_What the exercise asks:_ Extract all of the entries and set them down verbatim.
━━━
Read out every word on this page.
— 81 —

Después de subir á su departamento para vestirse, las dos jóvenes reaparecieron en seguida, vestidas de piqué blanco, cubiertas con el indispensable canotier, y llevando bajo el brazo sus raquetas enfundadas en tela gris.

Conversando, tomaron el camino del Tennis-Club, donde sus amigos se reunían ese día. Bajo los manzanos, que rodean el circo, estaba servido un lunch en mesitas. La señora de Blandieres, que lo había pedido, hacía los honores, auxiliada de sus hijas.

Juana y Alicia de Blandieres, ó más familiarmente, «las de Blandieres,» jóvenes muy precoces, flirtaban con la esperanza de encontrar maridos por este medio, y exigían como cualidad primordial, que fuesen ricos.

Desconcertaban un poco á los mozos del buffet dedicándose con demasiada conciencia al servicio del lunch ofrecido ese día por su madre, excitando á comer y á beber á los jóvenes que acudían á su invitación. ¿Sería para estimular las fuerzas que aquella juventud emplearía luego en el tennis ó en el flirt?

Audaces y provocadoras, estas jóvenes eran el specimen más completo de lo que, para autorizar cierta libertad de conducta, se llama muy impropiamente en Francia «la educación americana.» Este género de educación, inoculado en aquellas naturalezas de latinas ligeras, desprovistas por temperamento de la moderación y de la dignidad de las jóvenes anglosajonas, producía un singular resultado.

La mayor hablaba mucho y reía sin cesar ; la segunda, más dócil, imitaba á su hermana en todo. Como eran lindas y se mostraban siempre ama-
━━━
_Complete output:_
Read out every word on this page.
— 81 —

Después de subir á su departamento para vestirse, las dos jóvenes reaparecieron en seguida, vestidas de piqué blanco, cubiertas con el indispensable canotier, y llevando bajo el brazo sus raquetas enfundadas en tela gris.

Conversando, tomaron el camino del Tennis-Club, donde sus amigos se reunían ese día. Bajo los manzanos, que rodean el circo, estaba servido un lunch en mesitas. La señora de Blandieres, que lo había pedido, hacía los honores, auxiliada de sus hijas.

Juana y Alicia de Blandieres, ó más familiarmente, «las de Blandieres,» jóvenes muy precoces, flirtaban con la esperanza de encontrar maridos por este medio, y exigían como cualidad primordial, que fuesen ricos.

Desconcertaban un poco á los mozos del buffet dedicándose con demasiada conciencia al servicio del lunch ofrecido ese día por su madre, excitando á comer y á beber á los jóvenes que acudían á su invitación. ¿Sería para estimular las fuerzas que aquella juventud emplearía luego en el tennis ó en el flirt?

Audaces y provocadoras, estas jóvenes eran el specimen más completo de lo que, para autorizar cierta libertad de conducta, se llama muy impropiamente en Francia «la educación americana.» Este género de educación, inoculado en aquellas naturalezas de latinas ligeras, desprovistas por temperamento de la moderación y de la dignidad de las jóvenes anglosajonas, producía un singular resultado.

La mayor hablaba mucho y reía sin cesar ; la segunda, más dócil, imitaba á su hermana en todo. Como eran lindas y se mostraban siempre ama-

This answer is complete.